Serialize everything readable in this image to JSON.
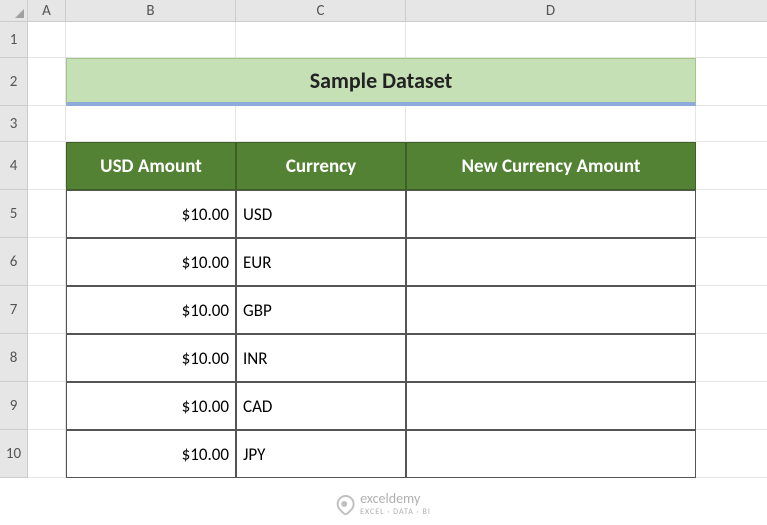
{
  "columns": [
    "A",
    "B",
    "C",
    "D"
  ],
  "rows": [
    "1",
    "2",
    "3",
    "4",
    "5",
    "6",
    "7",
    "8",
    "9",
    "10"
  ],
  "title": "Sample Dataset",
  "headers": {
    "b": "USD Amount",
    "c": "Currency",
    "d": "New Currency Amount"
  },
  "data": [
    {
      "amount": "$10.00",
      "currency": "USD",
      "new": ""
    },
    {
      "amount": "$10.00",
      "currency": "EUR",
      "new": ""
    },
    {
      "amount": "$10.00",
      "currency": "GBP",
      "new": ""
    },
    {
      "amount": "$10.00",
      "currency": "INR",
      "new": ""
    },
    {
      "amount": "$10.00",
      "currency": "CAD",
      "new": ""
    },
    {
      "amount": "$10.00",
      "currency": "JPY",
      "new": ""
    }
  ],
  "watermark": {
    "name": "exceldemy",
    "tag": "EXCEL · DATA · BI"
  }
}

- **TASK**:
Repeat the records above verbatim, with no pictures in the result.

- **FINISHED ANSWER**:
Serialize everything readable in this image to JSON.
{
  "columns": [
    "A",
    "B",
    "C",
    "D"
  ],
  "rows": [
    "1",
    "2",
    "3",
    "4",
    "5",
    "6",
    "7",
    "8",
    "9",
    "10"
  ],
  "title": "Sample Dataset",
  "headers": {
    "b": "USD Amount",
    "c": "Currency",
    "d": "New Currency Amount"
  },
  "data": [
    {
      "amount": "$10.00",
      "currency": "USD",
      "new": ""
    },
    {
      "amount": "$10.00",
      "currency": "EUR",
      "new": ""
    },
    {
      "amount": "$10.00",
      "currency": "GBP",
      "new": ""
    },
    {
      "amount": "$10.00",
      "currency": "INR",
      "new": ""
    },
    {
      "amount": "$10.00",
      "currency": "CAD",
      "new": ""
    },
    {
      "amount": "$10.00",
      "currency": "JPY",
      "new": ""
    }
  ],
  "watermark": {
    "name": "exceldemy",
    "tag": "EXCEL · DATA · BI"
  }
}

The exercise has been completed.